═════ WYODRĘBNIONY TEKST ═════
Pożar zamku Książ. Zatrzymano dwóch pracowników firmy remontowej, usłyszeli zarzuty
Dwóch pracowników firmy remontowej zostało zatrzymanych w związku z pożarem zamku Książ w Wałbrzychu - poinformował w rozmowie z Wirtualną Polską zastępca Prokuratora Rejonowego w Wałbrzychu, Marcin Witkowski. - Zatrzymani usłyszeli zarzuty nieumyślnego spowodowania pożaru dachu zamku Książ - podał prokurator. Jednym z zatrzymanych jest właściciel firmy.
Jak powiedział Marcin Witkowski, wciąż wykonywane są czynności procesowe w tej sprawie. Pierwsza osoba została już przesłuchana. - Mężczyzna ten przyznał się do zarzucanych mu czynów i złożył wyjaśnienia - podał prokurator. Dodał, że przesłuchanie drugiej osoby, również w charakterze podejrzanego, wciąż trwa.
Witkowski wyjaśnił, że w czwartek biegły wraz z prokuratorem przeprowadzili oględziny w miejscu pożaru. - Na ostateczną opinię trzeba jednak jeszcze poczekać - poinformował.
Jak powiedziała rzeczniczka Prokuratury Okręgowej w Świdnicy Ewa Ścierzyńska, według ustaleń prokuratury przyczyną pożaru było nieprawidłowe użycie przez pracownika firmy remontowej palnika gazowego.
═════ DOSTARCZONY MATERIAŁ ═════
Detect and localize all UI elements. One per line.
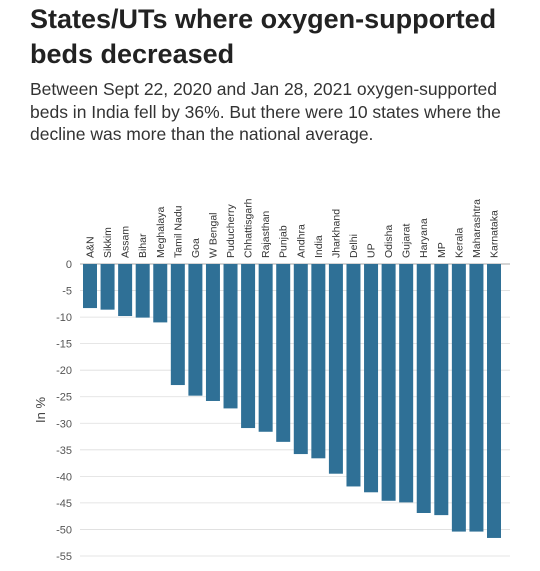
═════
▶ [POLECENIE]
Proszę odpowiedzieć na podstawie tekstu o pożarze zamku Książ:
1. Jakie zarzuty usłyszeli zatrzymani?
2. Kto w czwartek przeprowadził oględziny w miejscu pożaru?
3. Co według ustaleń prokuratury było przyczyną pożaru?

▶ [ODPOWIEDŹ]
1. Zarzuty nieumyślnego spowodowania pożaru dachu zamku Książ.
2. Biegły wraz z prokuratorem.
3. Nieprawidłowe użycie palnika gazowego przez pracownika firmy remontowej.